Task to carry out -> Show all lines holding the string "this".

** Start Dataset excerpts **

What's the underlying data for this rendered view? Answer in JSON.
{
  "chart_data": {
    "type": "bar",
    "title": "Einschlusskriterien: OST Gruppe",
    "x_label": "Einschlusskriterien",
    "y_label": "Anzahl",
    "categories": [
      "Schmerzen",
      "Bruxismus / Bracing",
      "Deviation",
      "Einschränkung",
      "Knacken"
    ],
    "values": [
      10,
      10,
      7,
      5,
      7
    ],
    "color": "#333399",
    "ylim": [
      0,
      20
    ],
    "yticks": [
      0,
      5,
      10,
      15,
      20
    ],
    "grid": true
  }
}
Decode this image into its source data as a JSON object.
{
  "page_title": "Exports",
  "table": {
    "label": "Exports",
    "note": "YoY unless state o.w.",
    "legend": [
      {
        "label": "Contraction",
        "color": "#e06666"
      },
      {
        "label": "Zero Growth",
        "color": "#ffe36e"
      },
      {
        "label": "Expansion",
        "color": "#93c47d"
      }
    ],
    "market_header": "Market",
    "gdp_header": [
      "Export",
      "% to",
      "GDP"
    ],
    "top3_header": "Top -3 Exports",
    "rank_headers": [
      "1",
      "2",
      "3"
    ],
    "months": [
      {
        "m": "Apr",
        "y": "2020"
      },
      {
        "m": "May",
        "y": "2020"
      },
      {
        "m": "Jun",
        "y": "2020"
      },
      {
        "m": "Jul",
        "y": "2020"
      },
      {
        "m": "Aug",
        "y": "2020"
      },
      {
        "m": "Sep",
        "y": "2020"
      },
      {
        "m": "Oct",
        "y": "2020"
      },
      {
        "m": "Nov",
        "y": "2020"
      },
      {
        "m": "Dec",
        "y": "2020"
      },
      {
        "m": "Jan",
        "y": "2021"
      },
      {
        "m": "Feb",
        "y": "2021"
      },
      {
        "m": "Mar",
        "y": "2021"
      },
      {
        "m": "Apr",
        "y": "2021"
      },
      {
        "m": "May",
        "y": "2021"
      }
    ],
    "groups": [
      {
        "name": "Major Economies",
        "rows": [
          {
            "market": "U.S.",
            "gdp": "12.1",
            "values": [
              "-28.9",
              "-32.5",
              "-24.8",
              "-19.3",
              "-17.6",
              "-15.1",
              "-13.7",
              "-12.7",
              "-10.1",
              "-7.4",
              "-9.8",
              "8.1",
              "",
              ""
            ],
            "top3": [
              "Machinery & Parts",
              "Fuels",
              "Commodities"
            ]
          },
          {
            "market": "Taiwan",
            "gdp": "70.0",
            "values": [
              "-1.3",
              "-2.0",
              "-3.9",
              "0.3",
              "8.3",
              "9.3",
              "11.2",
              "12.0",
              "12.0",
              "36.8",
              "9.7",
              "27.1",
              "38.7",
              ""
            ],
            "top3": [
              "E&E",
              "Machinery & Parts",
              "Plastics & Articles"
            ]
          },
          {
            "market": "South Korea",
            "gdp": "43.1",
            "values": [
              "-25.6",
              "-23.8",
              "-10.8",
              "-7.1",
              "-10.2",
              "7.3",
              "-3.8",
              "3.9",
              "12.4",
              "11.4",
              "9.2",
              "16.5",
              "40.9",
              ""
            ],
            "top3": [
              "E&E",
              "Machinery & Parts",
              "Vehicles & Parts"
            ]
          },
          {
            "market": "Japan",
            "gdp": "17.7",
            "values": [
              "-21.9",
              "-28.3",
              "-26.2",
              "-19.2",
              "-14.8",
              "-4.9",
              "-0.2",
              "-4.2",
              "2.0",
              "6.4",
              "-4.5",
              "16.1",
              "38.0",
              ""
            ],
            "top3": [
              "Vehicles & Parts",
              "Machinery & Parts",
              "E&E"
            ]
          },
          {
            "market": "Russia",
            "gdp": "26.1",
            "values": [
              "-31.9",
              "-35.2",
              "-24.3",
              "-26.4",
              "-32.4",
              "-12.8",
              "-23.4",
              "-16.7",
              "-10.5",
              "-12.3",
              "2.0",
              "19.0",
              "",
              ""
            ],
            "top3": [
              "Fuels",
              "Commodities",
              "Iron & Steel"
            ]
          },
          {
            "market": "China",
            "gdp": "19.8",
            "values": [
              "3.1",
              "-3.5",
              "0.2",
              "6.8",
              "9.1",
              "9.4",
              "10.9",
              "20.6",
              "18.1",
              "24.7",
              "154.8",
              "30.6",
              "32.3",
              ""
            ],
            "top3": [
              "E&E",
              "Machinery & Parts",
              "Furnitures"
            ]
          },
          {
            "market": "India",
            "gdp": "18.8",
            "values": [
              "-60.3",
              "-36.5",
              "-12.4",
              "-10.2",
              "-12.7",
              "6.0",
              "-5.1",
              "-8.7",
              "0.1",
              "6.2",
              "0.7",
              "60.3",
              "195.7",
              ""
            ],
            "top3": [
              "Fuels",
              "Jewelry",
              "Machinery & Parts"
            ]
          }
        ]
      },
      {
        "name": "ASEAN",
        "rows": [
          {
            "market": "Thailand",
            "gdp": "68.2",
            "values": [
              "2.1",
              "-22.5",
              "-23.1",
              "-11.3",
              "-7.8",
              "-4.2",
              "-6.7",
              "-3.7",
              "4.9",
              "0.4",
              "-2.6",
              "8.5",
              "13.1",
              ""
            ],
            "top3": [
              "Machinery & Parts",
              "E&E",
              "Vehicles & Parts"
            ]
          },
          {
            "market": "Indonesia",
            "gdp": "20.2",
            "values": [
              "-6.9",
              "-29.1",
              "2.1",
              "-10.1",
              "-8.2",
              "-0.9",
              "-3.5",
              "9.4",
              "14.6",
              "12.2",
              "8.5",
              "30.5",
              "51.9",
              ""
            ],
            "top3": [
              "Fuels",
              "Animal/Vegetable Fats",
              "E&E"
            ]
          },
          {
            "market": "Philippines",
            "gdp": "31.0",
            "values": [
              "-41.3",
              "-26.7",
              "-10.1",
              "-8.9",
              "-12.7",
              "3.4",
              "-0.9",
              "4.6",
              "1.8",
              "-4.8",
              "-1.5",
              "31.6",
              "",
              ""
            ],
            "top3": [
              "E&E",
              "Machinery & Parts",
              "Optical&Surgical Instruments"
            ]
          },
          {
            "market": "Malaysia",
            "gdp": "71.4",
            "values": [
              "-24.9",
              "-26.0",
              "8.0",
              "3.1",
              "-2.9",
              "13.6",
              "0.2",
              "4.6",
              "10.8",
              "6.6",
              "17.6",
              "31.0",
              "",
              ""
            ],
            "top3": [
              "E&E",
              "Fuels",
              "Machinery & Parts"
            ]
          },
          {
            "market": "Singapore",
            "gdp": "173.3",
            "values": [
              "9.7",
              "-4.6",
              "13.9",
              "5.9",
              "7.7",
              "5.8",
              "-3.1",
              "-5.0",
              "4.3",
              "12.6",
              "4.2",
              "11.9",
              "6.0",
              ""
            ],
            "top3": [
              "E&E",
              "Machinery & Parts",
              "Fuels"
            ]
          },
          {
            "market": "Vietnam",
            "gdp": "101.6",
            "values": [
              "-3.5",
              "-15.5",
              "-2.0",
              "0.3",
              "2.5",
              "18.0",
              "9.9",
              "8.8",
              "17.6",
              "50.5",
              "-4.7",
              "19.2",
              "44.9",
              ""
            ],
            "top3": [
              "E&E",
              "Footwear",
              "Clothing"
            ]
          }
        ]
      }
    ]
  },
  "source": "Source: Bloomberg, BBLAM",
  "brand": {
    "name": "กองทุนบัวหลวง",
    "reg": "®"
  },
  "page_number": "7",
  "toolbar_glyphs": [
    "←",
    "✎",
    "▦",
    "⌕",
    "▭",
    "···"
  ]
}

** End Dataset excerpts **

Full answer ->
What's the underlying data for this rendered view? Answer in JSON.
Decode this image into its source data as a JSON object.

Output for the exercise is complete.